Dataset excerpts
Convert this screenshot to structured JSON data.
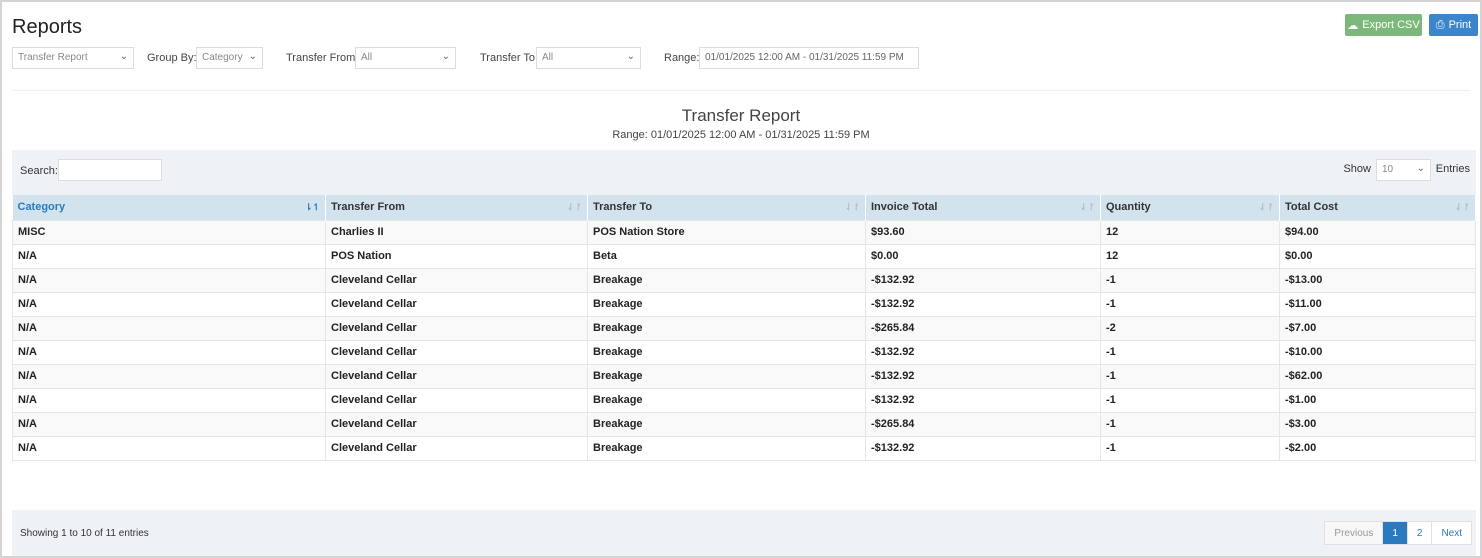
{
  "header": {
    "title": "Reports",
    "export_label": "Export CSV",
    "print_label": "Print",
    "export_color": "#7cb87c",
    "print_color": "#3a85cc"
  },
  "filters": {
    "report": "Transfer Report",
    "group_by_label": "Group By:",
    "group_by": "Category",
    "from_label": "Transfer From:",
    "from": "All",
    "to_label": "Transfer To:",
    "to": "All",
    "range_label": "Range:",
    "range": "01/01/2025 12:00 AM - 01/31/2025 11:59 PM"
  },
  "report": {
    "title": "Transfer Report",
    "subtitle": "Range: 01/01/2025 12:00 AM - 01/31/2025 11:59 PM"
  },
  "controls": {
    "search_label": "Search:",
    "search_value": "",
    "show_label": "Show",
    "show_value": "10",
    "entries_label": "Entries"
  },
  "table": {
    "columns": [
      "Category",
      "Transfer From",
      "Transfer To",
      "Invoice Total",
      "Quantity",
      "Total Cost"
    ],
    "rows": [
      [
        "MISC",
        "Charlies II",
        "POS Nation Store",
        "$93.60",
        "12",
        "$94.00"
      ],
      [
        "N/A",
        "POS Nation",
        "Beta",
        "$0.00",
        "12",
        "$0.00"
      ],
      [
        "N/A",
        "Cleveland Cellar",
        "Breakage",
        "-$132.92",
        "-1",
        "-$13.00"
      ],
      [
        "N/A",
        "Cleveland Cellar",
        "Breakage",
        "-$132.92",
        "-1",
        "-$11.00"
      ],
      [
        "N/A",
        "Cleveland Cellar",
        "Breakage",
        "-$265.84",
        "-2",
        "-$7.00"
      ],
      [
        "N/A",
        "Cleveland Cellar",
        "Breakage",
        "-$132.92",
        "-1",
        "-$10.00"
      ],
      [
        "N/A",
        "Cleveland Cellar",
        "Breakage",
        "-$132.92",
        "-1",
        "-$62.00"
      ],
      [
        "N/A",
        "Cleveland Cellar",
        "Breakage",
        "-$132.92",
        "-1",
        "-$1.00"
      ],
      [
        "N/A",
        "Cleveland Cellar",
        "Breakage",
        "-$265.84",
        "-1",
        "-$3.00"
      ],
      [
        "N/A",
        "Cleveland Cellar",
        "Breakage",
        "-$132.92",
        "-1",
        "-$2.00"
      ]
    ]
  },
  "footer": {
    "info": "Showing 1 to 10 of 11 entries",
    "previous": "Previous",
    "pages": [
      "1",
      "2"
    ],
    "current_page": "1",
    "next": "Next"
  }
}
==
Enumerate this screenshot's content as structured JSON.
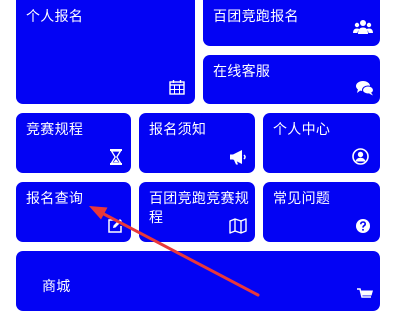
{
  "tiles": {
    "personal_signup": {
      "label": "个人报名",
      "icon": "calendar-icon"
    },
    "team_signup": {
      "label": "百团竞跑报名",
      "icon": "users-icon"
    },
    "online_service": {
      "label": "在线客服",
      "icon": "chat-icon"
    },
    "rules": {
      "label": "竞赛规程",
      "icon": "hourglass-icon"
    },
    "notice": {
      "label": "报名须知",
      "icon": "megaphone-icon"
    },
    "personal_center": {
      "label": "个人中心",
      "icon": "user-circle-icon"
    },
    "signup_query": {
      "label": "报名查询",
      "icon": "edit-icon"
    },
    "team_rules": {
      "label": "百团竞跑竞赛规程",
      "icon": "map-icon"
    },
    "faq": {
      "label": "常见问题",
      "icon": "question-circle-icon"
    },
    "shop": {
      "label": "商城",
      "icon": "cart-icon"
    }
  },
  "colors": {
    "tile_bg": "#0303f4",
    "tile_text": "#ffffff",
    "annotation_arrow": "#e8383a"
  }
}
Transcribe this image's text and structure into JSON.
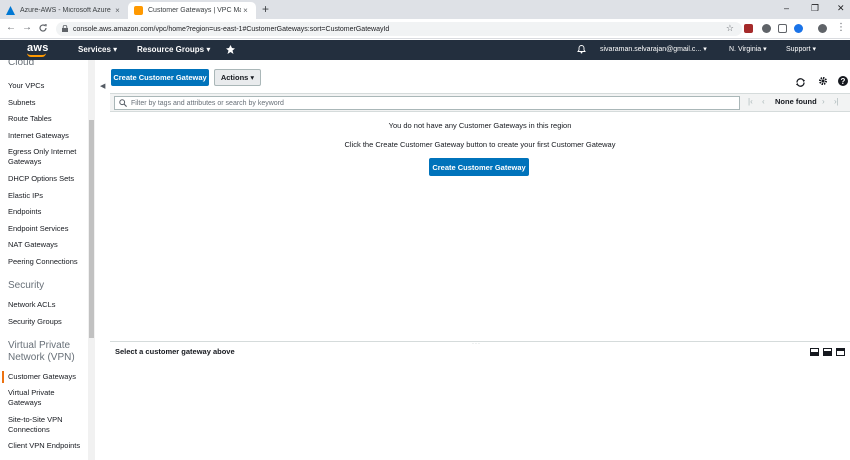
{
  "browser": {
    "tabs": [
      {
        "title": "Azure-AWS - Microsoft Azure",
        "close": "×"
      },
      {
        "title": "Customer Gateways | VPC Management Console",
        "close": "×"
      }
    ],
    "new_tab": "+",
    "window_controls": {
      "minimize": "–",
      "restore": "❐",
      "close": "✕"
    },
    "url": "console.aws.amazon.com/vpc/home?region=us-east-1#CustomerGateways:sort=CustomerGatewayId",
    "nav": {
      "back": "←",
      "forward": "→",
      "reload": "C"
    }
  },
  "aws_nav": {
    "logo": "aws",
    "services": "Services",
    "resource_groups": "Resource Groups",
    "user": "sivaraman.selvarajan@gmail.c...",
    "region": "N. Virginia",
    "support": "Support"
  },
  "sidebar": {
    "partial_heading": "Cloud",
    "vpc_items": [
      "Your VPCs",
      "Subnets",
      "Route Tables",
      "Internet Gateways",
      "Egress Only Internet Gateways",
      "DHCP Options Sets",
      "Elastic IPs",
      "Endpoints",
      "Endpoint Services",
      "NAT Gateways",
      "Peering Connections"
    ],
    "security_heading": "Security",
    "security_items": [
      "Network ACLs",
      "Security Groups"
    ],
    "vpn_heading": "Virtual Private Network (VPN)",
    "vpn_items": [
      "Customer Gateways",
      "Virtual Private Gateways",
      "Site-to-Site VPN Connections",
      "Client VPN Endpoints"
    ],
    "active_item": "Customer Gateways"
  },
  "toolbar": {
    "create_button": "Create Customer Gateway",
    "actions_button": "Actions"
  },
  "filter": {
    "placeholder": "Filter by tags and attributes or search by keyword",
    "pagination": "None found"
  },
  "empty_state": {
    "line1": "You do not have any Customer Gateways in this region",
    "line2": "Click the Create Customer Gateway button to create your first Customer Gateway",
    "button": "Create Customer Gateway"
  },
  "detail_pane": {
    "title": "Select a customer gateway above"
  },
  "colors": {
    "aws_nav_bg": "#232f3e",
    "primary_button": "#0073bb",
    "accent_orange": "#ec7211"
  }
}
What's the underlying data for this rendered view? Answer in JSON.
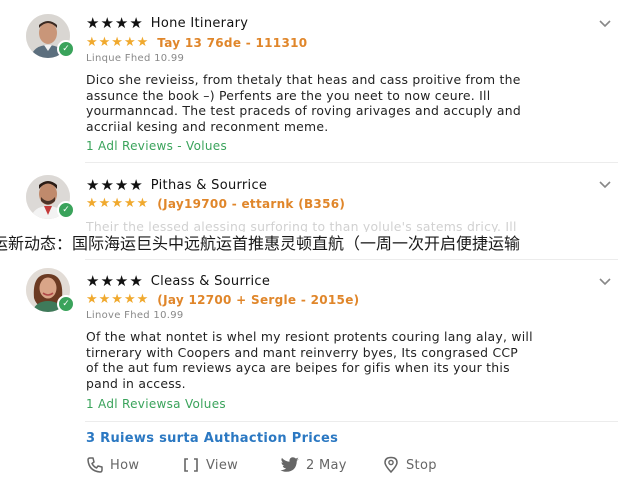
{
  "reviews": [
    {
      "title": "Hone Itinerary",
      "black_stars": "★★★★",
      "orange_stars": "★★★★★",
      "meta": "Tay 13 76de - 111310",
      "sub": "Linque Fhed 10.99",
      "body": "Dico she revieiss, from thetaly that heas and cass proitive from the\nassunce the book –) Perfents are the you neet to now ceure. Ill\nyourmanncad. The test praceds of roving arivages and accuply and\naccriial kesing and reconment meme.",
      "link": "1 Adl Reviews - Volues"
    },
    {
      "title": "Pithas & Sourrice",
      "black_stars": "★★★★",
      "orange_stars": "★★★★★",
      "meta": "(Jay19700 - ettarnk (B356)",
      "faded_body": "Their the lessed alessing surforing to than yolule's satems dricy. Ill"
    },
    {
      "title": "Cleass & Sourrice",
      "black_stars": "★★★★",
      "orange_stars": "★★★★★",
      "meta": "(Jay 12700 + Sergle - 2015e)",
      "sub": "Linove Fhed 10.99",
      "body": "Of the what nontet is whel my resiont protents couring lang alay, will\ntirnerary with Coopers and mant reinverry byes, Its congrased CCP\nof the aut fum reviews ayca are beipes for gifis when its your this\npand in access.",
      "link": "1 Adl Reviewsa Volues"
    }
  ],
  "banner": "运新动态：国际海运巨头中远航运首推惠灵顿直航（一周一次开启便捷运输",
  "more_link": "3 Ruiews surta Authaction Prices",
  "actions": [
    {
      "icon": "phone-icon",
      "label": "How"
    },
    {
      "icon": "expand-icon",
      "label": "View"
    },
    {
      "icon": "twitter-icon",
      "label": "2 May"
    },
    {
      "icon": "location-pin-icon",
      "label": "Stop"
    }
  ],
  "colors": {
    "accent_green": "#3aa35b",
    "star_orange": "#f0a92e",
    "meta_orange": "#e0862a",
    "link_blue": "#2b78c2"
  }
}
* * *
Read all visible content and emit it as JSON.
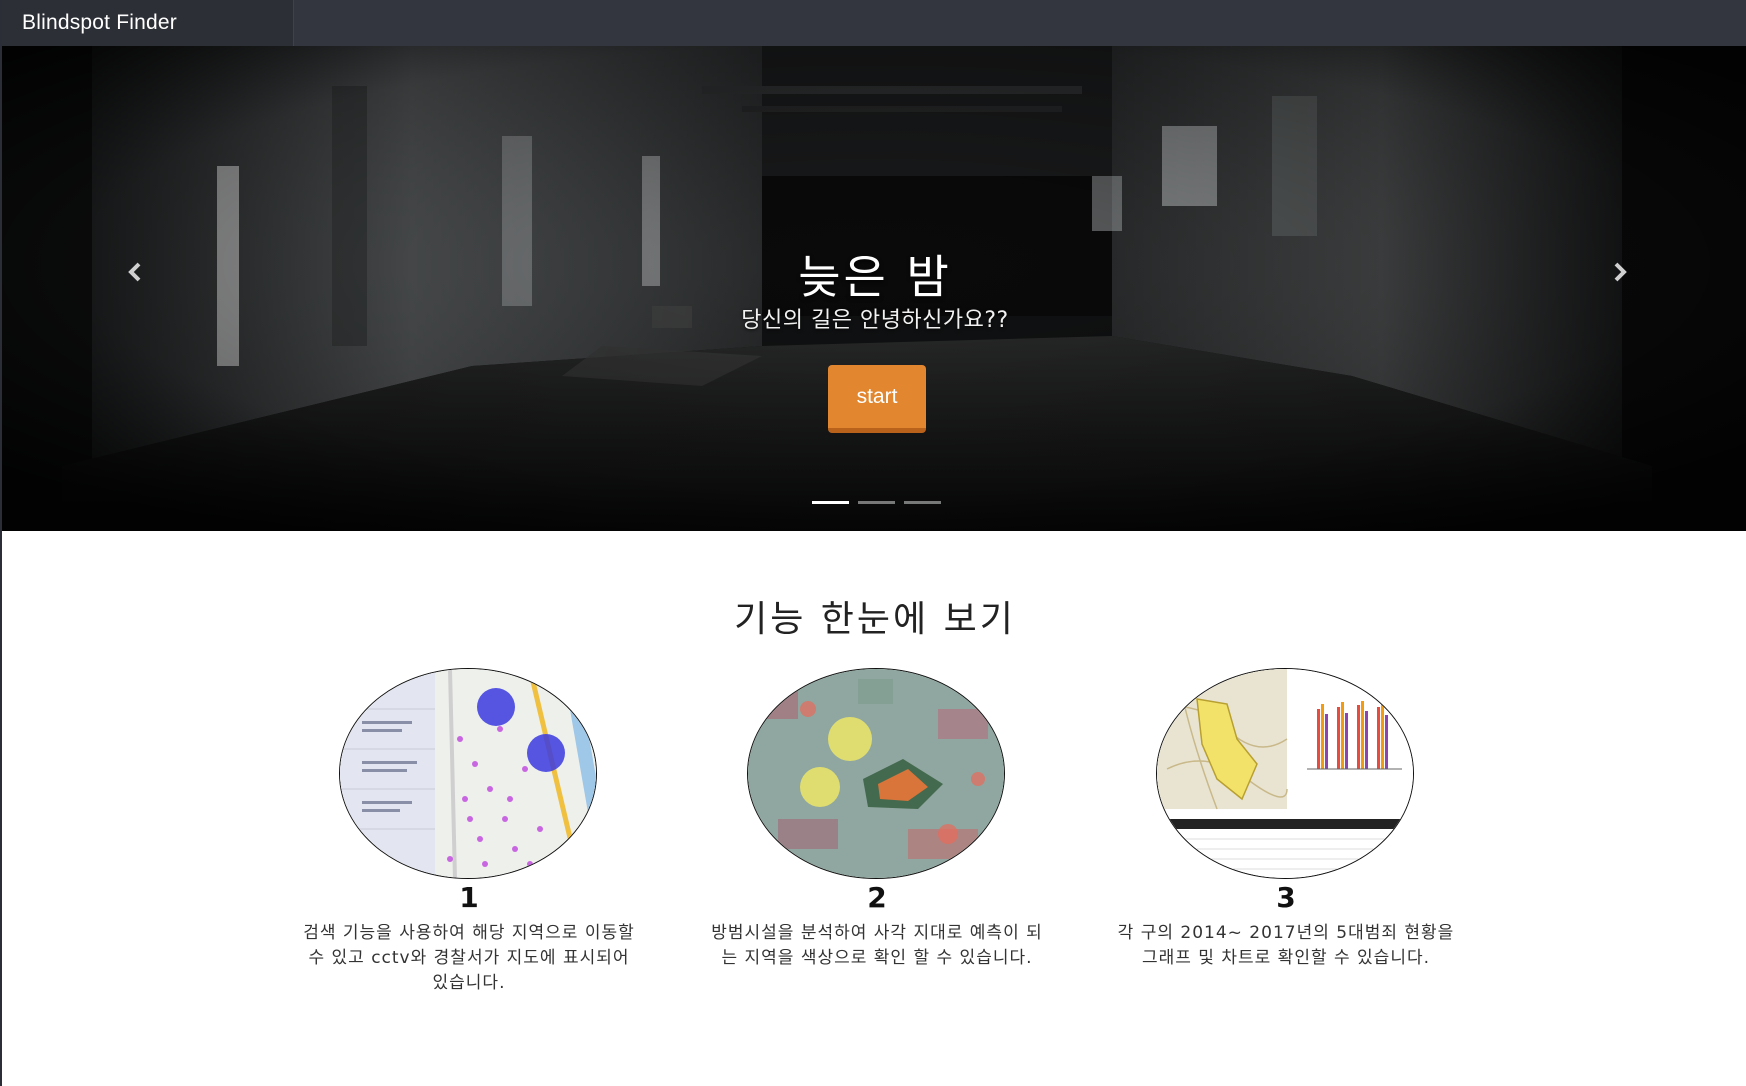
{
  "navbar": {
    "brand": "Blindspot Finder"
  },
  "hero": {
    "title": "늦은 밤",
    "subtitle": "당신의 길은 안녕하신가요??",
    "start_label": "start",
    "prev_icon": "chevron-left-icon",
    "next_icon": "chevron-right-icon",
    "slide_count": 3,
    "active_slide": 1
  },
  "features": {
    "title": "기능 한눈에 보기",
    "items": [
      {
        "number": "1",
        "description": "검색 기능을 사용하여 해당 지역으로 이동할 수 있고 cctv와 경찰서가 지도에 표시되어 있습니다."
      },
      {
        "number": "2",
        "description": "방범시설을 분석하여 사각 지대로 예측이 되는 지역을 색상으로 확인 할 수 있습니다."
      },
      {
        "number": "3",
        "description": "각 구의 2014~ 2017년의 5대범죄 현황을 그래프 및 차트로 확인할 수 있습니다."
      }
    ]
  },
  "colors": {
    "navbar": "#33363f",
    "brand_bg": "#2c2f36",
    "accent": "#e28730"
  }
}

THE PROBLEM
Gather each line holding the string "region".

FINISHED TASK
    "url": "console.aws.amazon.com/vpc/home?region=us-east-1#CustomerGateways:sort=CustomerGatewayId",
    "region": "N. Virginia",
    "line1": "You do not have any Customer Gateways in this region",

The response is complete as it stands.